▸ **EXERCISE**
Reproduce the records below exactly, leaving out any pictures.

▸ **PROVIDED ENTRIES**
________________________

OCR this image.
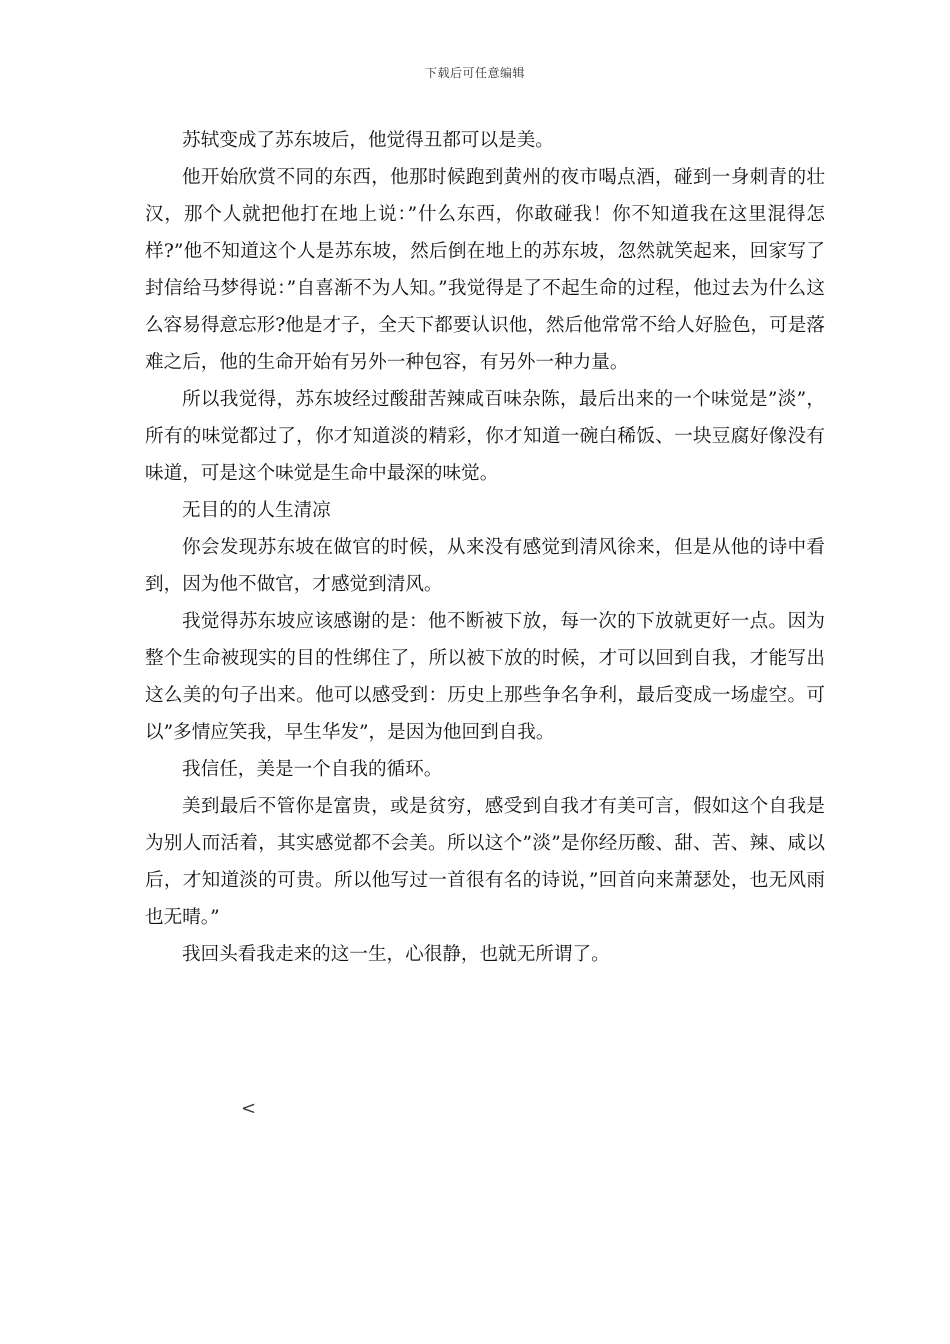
下载后可任意编辑

苏轼变成了苏东坡后，他觉得丑都可以是美。

他开始欣赏不同的东西，他那时候跑到黄州的夜市喝点酒，碰到一身刺青的壮汉，那个人就把他打在地上说：”什么东西，你敢碰我！你不知道我在这里混得怎样?”他不知道这个人是苏东坡，然后倒在地上的苏东坡，忽然就笑起来，回家写了封信给马梦得说：”自喜渐不为人知。”我觉得是了不起生命的过程，他过去为什么这么容易得意忘形?他是才子，全天下都要认识他，然后他常常不给人好脸色，可是落难之后，他的生命开始有另外一种包容，有另外一种力量。

所以我觉得，苏东坡经过酸甜苦辣咸百味杂陈，最后出来的一个味觉是”淡”，所有的味觉都过了，你才知道淡的精彩，你才知道一碗白稀饭、一块豆腐好像没有味道，可是这个味觉是生命中最深的味觉。

无目的的人生清凉

你会发现苏东坡在做官的时候，从来没有感觉到清风徐来，但是从他的诗中看到，因为他不做官，才感觉到清风。

我觉得苏东坡应该感谢的是：他不断被下放，每一次的下放就更好一点。因为整个生命被现实的目的性绑住了，所以被下放的时候，才可以回到自我，才能写出这么美的句子出来。他可以感受到：历史上那些争名争利，最后变成一场虚空。可以”多情应笑我，早生华发”，是因为他回到自我。

我信任，美是一个自我的循环。

美到最后不管你是富贵，或是贫穷，感受到自我才有美可言，假如这个自我是为别人而活着，其实感觉都不会美。所以这个”淡”是你经历酸、甜、苦、辣、咸以后，才知道淡的可贵。所以他写过一首很有名的诗说，”回首向来萧瑟处，也无风雨也无晴。”

我回头看我走来的这一生，心很静，也就无所谓了。

<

________________________

▸ **SOLUTION BELOW**
OCR this image.
下载后可任意编辑

苏轼变成了苏东坡后，他觉得丑都可以是美。

他开始欣赏不同的东西，他那时候跑到黄州的夜市喝点酒，碰到一身刺青的壮汉，那个人就把他打在地上说：”什么东西，你敢碰我！你不知道我在这里混得怎样?”他不知道这个人是苏东坡，然后倒在地上的苏东坡，忽然就笑起来，回家写了封信给马梦得说：”自喜渐不为人知。”我觉得是了不起生命的过程，他过去为什么这么容易得意忘形?他是才子，全天下都要认识他，然后他常常不给人好脸色，可是落难之后，他的生命开始有另外一种包容，有另外一种力量。

所以我觉得，苏东坡经过酸甜苦辣咸百味杂陈，最后出来的一个味觉是”淡”，所有的味觉都过了，你才知道淡的精彩，你才知道一碗白稀饭、一块豆腐好像没有味道，可是这个味觉是生命中最深的味觉。

无目的的人生清凉

你会发现苏东坡在做官的时候，从来没有感觉到清风徐来，但是从他的诗中看到，因为他不做官，才感觉到清风。

我觉得苏东坡应该感谢的是：他不断被下放，每一次的下放就更好一点。因为整个生命被现实的目的性绑住了，所以被下放的时候，才可以回到自我，才能写出这么美的句子出来。他可以感受到：历史上那些争名争利，最后变成一场虚空。可以”多情应笑我，早生华发”，是因为他回到自我。

我信任，美是一个自我的循环。

美到最后不管你是富贵，或是贫穷，感受到自我才有美可言，假如这个自我是为别人而活着，其实感觉都不会美。所以这个”淡”是你经历酸、甜、苦、辣、咸以后，才知道淡的可贵。所以他写过一首很有名的诗说，”回首向来萧瑟处，也无风雨也无晴。”

我回头看我走来的这一生，心很静，也就无所谓了。

<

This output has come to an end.